Problem to work on:
Every line that includes the word "Spatz" is to be listed.

Stored items from a collection
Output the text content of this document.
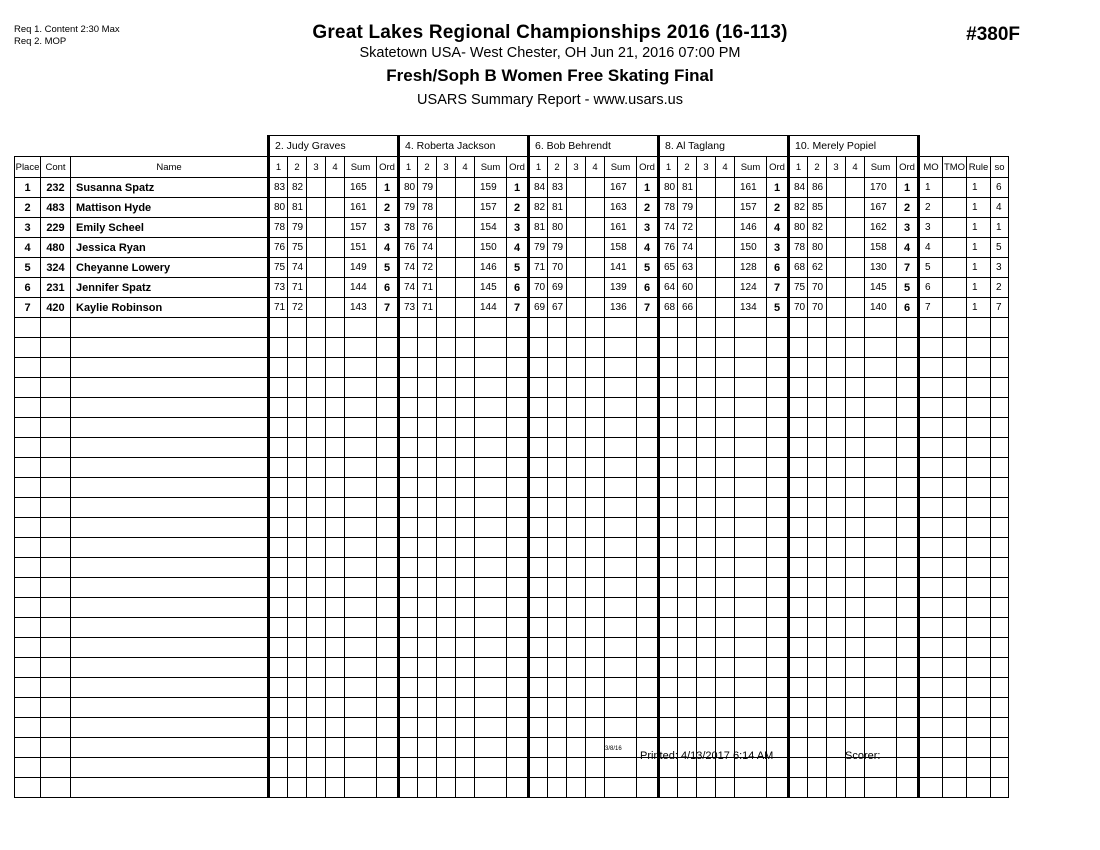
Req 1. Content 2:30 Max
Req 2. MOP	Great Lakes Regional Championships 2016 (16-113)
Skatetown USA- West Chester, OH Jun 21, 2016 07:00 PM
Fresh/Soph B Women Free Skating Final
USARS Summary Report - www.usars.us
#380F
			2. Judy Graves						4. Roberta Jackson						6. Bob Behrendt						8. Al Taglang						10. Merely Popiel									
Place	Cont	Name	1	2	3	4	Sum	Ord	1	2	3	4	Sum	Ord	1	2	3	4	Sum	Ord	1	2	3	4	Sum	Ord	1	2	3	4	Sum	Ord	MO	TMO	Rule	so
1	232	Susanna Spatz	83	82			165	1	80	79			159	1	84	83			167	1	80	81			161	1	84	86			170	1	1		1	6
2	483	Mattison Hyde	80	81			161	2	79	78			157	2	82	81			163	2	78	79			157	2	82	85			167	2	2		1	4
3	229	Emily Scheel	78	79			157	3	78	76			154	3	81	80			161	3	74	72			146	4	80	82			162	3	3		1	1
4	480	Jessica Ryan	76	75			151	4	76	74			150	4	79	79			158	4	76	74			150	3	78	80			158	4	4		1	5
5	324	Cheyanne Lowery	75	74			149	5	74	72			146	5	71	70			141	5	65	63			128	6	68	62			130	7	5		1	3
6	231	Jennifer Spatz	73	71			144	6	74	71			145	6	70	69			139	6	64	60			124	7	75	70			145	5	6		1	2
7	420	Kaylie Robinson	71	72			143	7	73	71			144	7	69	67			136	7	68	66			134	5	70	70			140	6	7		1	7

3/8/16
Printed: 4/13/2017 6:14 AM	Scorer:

Reply to the task:
1	232	Susanna Spatz	83	82			165	1	80	79			159	1	84	83			167	1	80	81			161	1	84	86			170	1	1		1	6
6	231	Jennifer Spatz	73	71			144	6	74	71			145	6	70	69			139	6	64	60			124	7	75	70			145	5	6		1	2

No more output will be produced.